Simile argomentazione non giustifica affatto il giudizio di estraneita’ causale della condotta del consorzio, e pure questa condotta si inseriva nella serie causale oggetto di accertamento.

IX. – Occorre passare all’esame del ricorso incidentale del comune di (OMISSIS).

X. – Il primo motivo di tale ricorso, col quale la decisione d’appello e’ censurata a proposito della ritenuta legittimazione dell’ATI, e’ infondato.

La tesi e’ che la costituzione di un raggruppamento di imprese comporta un conferimento del mandato speciale collettivo irrevocabile all’impresa capogruppo, il quale attribuisce al legale rappresentante di quest’ultima la rappresentanza processuale nei confronti dell’amministrazione appaltante e delle imprese terze controinteressate.

L’estinzione del rapporto contrattuale per qualsiasi causa implica il venir meno dello stesso mandato speciale collettivo irrevocabile conferito alla capogruppo, e la mandataria e le mandanti finiscono per prospettarsi nei confronti della stazione appaltante, in ipotesi di controversie iniziate successivamente al verificarsi della causa di estinzione, come singoli operatori economici.
____________
## Compiti da svolgere
**a)** Indichi se ciascuna delle seguenti affermazioni concorda con il testo sul ricorso incidentale, rispondendo sì o no e citando esattamente le parole decisive: (i) il primo motivo del ricorso incidentale del comune è giudicato infondato; (ii) secondo la tesi esposta, il mandato conferito all'impresa capogruppo è revocabile; (iii) dopo l'estinzione del rapporto contrattuale, mandataria e mandanti si presentano alla stazione appaltante come singoli operatori economici.
**b)** Prosegua il testo sul ricorso incidentale del comune, riprendendo subito dopo l'ultima frase riportata.

Registro delle posizioni degli elementi:
____________
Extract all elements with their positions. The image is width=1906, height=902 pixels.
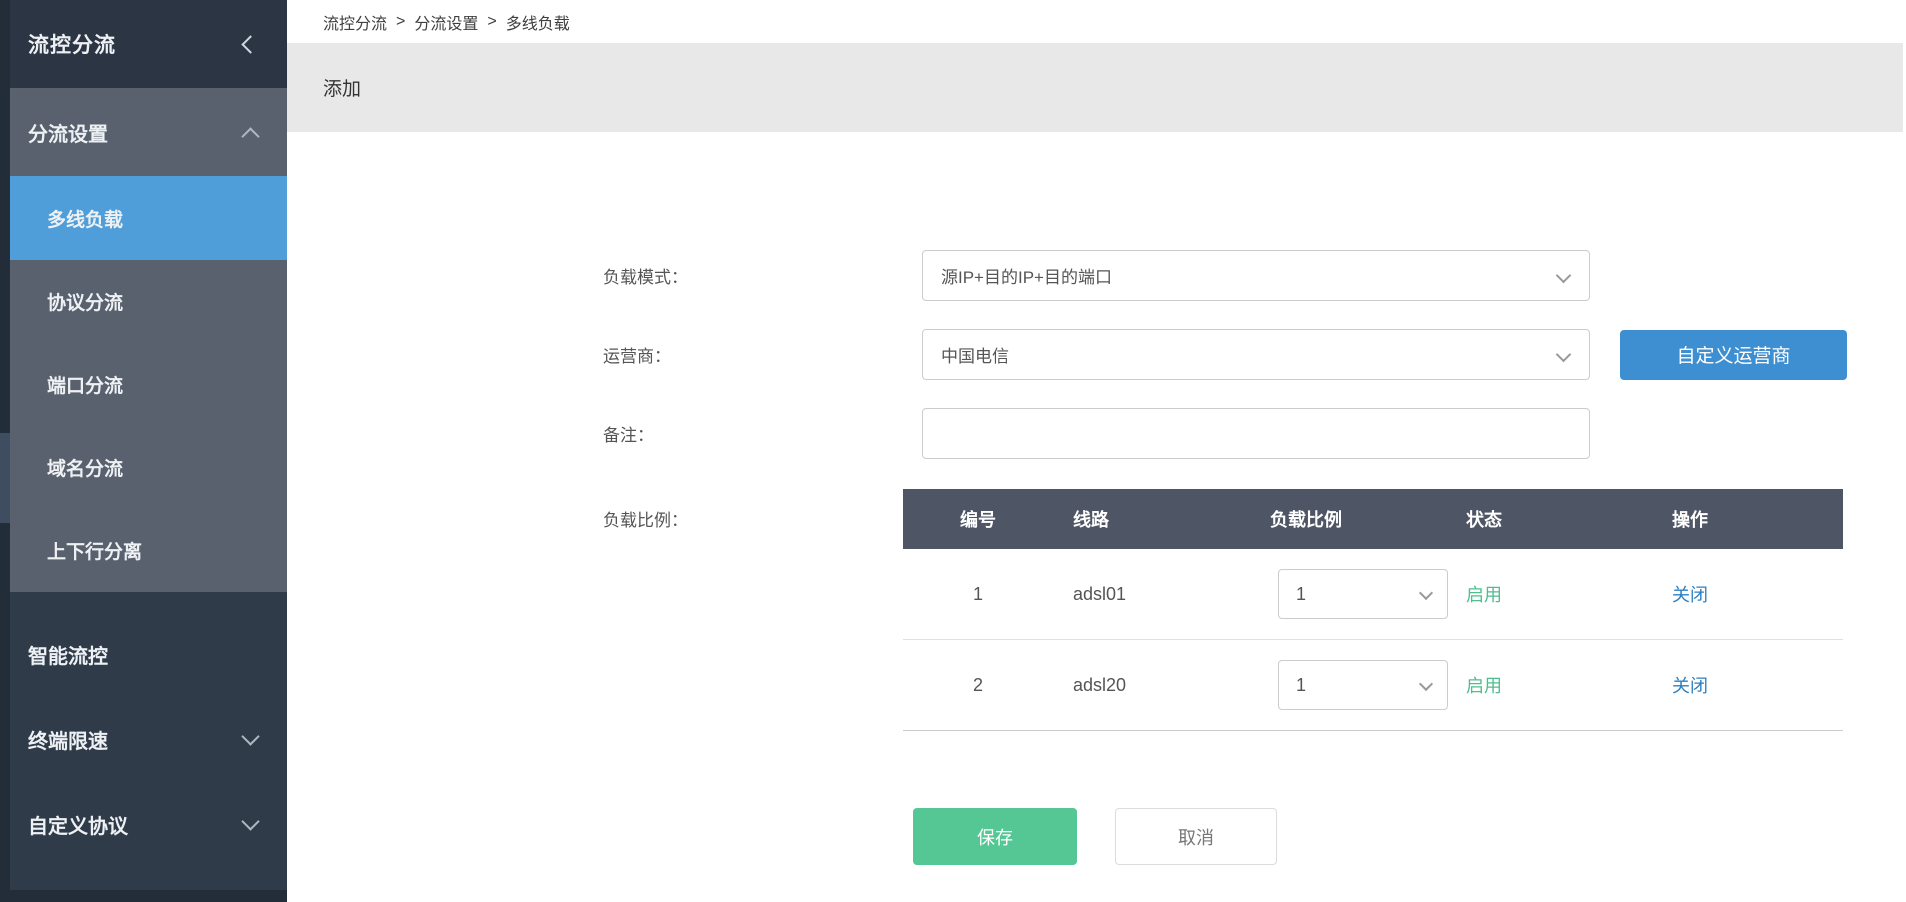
sidebar-subitem-label: 域名分流 bbox=[47, 454, 123, 481]
page-header-band: 添加 bbox=[287, 43, 1903, 132]
breadcrumb-separator: > bbox=[487, 13, 496, 31]
form-row-load-mode: 负载模式： 源IP+目的IP+目的端口 bbox=[603, 250, 1906, 301]
sidebar-scrollbar-thumb[interactable] bbox=[0, 433, 10, 523]
breadcrumb-item-flow-control[interactable]: 流控分流 bbox=[323, 10, 387, 34]
form-actions: 保存 取消 bbox=[913, 808, 1906, 865]
chevron-down-icon bbox=[1419, 677, 1433, 691]
status-enabled-toggle[interactable]: 启用 bbox=[1466, 676, 1502, 696]
sidebar-item-label: 分流设置 bbox=[28, 118, 108, 147]
sidebar-subitem-label: 端口分流 bbox=[47, 371, 123, 398]
breadcrumb-item-shunt-settings[interactable]: 分流设置 bbox=[414, 10, 478, 34]
isp-label: 运营商： bbox=[603, 342, 922, 367]
sidebar-item-updown-split[interactable]: 上下行分离 bbox=[0, 509, 287, 592]
page-title: 添加 bbox=[323, 74, 361, 101]
cancel-button[interactable]: 取消 bbox=[1115, 808, 1277, 865]
col-header-line: 线路 bbox=[1053, 506, 1243, 532]
row-line-name: adsl01 bbox=[1053, 584, 1243, 605]
isp-selected-value: 中国电信 bbox=[941, 342, 1009, 367]
col-header-action: 操作 bbox=[1598, 506, 1843, 532]
close-line-link[interactable]: 关闭 bbox=[1672, 676, 1708, 696]
sidebar-item-domain-shunt[interactable]: 域名分流 bbox=[0, 426, 287, 509]
chevron-up-icon bbox=[241, 127, 259, 145]
sidebar-item-label: 自定义协议 bbox=[28, 810, 128, 839]
table-row: 1 adsl01 1 启用 关闭 bbox=[903, 549, 1843, 640]
breadcrumb: 流控分流 > 分流设置 > 多线负载 bbox=[287, 0, 1906, 43]
form-row-isp: 运营商： 中国电信 自定义运营商 bbox=[603, 329, 1906, 380]
isp-select[interactable]: 中国电信 bbox=[922, 329, 1590, 380]
add-form: 负载模式： 源IP+目的IP+目的端口 运营商： 中国电信 自定义运营商 备注： bbox=[287, 250, 1906, 865]
sidebar-item-terminal-speed-limit[interactable]: 终端限速 bbox=[0, 697, 287, 782]
row-line-name: adsl20 bbox=[1053, 675, 1243, 696]
chevron-down-icon bbox=[1556, 268, 1572, 284]
sidebar-subitem-label: 协议分流 bbox=[47, 288, 123, 315]
sidebar-item-shunt-settings[interactable]: 分流设置 bbox=[0, 88, 287, 176]
main-content: 流控分流 > 分流设置 > 多线负载 添加 负载模式： 源IP+目的IP+目的端… bbox=[287, 0, 1906, 902]
remark-input[interactable] bbox=[922, 408, 1590, 459]
load-mode-label: 负载模式： bbox=[603, 263, 922, 288]
row-status-cell: 启用 bbox=[1458, 672, 1598, 698]
close-line-link[interactable]: 关闭 bbox=[1672, 585, 1708, 605]
chevron-down-icon bbox=[241, 812, 259, 830]
sidebar-item-label: 智能流控 bbox=[28, 640, 108, 669]
sidebar-item-multiline-load[interactable]: 多线负载 bbox=[0, 176, 287, 260]
sidebar-item-port-shunt[interactable]: 端口分流 bbox=[0, 343, 287, 426]
table-header-row: 编号 线路 负载比例 状态 操作 bbox=[903, 489, 1843, 549]
row-ratio-cell: 1 bbox=[1243, 660, 1458, 710]
sidebar-footer-strip bbox=[0, 890, 287, 902]
sidebar: 流控分流 分流设置 多线负载 协议分流 端口分流 域名分流 上下行分离 bbox=[0, 0, 287, 902]
load-mode-selected-value: 源IP+目的IP+目的端口 bbox=[941, 263, 1112, 288]
sidebar-group-shunt-settings: 分流设置 多线负载 协议分流 端口分流 域名分流 上下行分离 bbox=[0, 88, 287, 592]
form-row-load-ratio: 负载比例： 编号 线路 负载比例 状态 操作 1 adsl01 bbox=[593, 489, 1906, 731]
remark-label: 备注： bbox=[603, 421, 922, 446]
chevron-down-icon bbox=[1556, 347, 1572, 363]
status-enabled-toggle[interactable]: 启用 bbox=[1466, 585, 1502, 605]
app-window: 流控分流 分流设置 多线负载 协议分流 端口分流 域名分流 上下行分离 bbox=[0, 0, 1906, 902]
sidebar-item-smart-flow-control[interactable]: 智能流控 bbox=[0, 612, 287, 697]
col-header-status: 状态 bbox=[1458, 506, 1598, 532]
table-row: 2 adsl20 1 启用 关闭 bbox=[903, 640, 1843, 731]
ratio-select[interactable]: 1 bbox=[1278, 660, 1448, 710]
breadcrumb-item-multiline-load[interactable]: 多线负载 bbox=[506, 10, 570, 34]
sidebar-module-title[interactable]: 流控分流 bbox=[0, 0, 287, 88]
sidebar-scrollbar-track[interactable] bbox=[0, 0, 10, 902]
ratio-selected-value: 1 bbox=[1296, 584, 1306, 605]
ratio-selected-value: 1 bbox=[1296, 675, 1306, 696]
row-status-cell: 启用 bbox=[1458, 581, 1598, 607]
row-action-cell: 关闭 bbox=[1598, 672, 1843, 698]
load-mode-select[interactable]: 源IP+目的IP+目的端口 bbox=[922, 250, 1590, 301]
form-row-remark: 备注： bbox=[603, 408, 1906, 459]
sidebar-subitem-label: 上下行分离 bbox=[47, 537, 142, 564]
custom-isp-button[interactable]: 自定义运营商 bbox=[1620, 330, 1847, 380]
sidebar-item-label: 终端限速 bbox=[28, 725, 108, 754]
chevron-down-icon bbox=[241, 727, 259, 745]
save-button[interactable]: 保存 bbox=[913, 808, 1077, 865]
sidebar-item-custom-protocol[interactable]: 自定义协议 bbox=[0, 782, 287, 867]
sidebar-lower-items: 智能流控 终端限速 自定义协议 bbox=[0, 592, 287, 867]
col-header-ratio: 负载比例 bbox=[1243, 506, 1458, 532]
load-ratio-table: 编号 线路 负载比例 状态 操作 1 adsl01 1 bbox=[903, 489, 1843, 731]
ratio-select[interactable]: 1 bbox=[1278, 569, 1448, 619]
sidebar-item-protocol-shunt[interactable]: 协议分流 bbox=[0, 260, 287, 343]
collapse-sidebar-icon[interactable] bbox=[241, 35, 259, 53]
row-ratio-cell: 1 bbox=[1243, 569, 1458, 619]
sidebar-subitem-label: 多线负载 bbox=[47, 205, 123, 232]
row-number: 1 bbox=[903, 584, 1053, 605]
chevron-down-icon bbox=[1419, 586, 1433, 600]
load-ratio-label: 负载比例： bbox=[593, 489, 903, 531]
col-header-number: 编号 bbox=[903, 506, 1053, 532]
sidebar-module-title-label: 流控分流 bbox=[28, 29, 116, 59]
breadcrumb-separator: > bbox=[396, 13, 405, 31]
row-action-cell: 关闭 bbox=[1598, 581, 1843, 607]
row-number: 2 bbox=[903, 675, 1053, 696]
____________
## Elenco risposte
**a)**
(i) Sì: «e’ infondato».
(ii) No: «mandato speciale collettivo irrevocabile».
(iii) Sì: «come singoli operatori economici».

**b)**
Sennonche’ il punto critico dell’argomentazione e’ che il comune si affida a cio’ che la giurisprudenza di questa Corte verte a sottolineare per l’ipotesi del fallimento della mandante.

Non si dubita che in caso di appalto di opere pubbliche stipulato da imprese riunite in associazione temporanea il fallimento della mandante determina ex articolo 78 L.F. lo scioglimento del mandato collettivo con rappresentanza esistente fra le imprese associate; cosa che comporta il venir meno dei poteri gestori e rappresentativi affidati alla mandataria (c.d. capogruppo). Per cui ove tale dichiarazione di fallimento intervenga prima della proposizione della domanda giudiziale la mandataria risulta privata della legittimazione a far valere i diritti dell’impresa mandante nei confronti dell’ente committente (ex aliis, oltre a quelle indicate dal comune, v. di recente Cass. Sez. 1 n. 354623, Cass. Sez. 1 n. 34116-19).

L’insegnamento pero’ ha la sua specificita’ nella disciplina fallimentare – e segnatamente nella regola stabilita dall’articolo 78 L. Fall.

Non puo’ estendersi indiscriminatamente, per analogia come il ricorrente pretende, alle diverse ipotesi di scioglimento del rapporto contrattuale per l’adempimento del quale le imprese si siano riunite in ATI.

Non vale l’assunto che la peculiarita’ della fattispecie, rispetto a cio’ che la legge fallimentare stabilisce, risiederebbe “nel solo fatto che nel nostro caso lo scioglimento del mandato non avviene ex lege ma per volonta’ delle parti”.

Si assume in vero esistente un’esplicita previsione contrattuale legittimante l’inferenza che lo scioglimento del contratto determina il venir meno automatico dell’ATI.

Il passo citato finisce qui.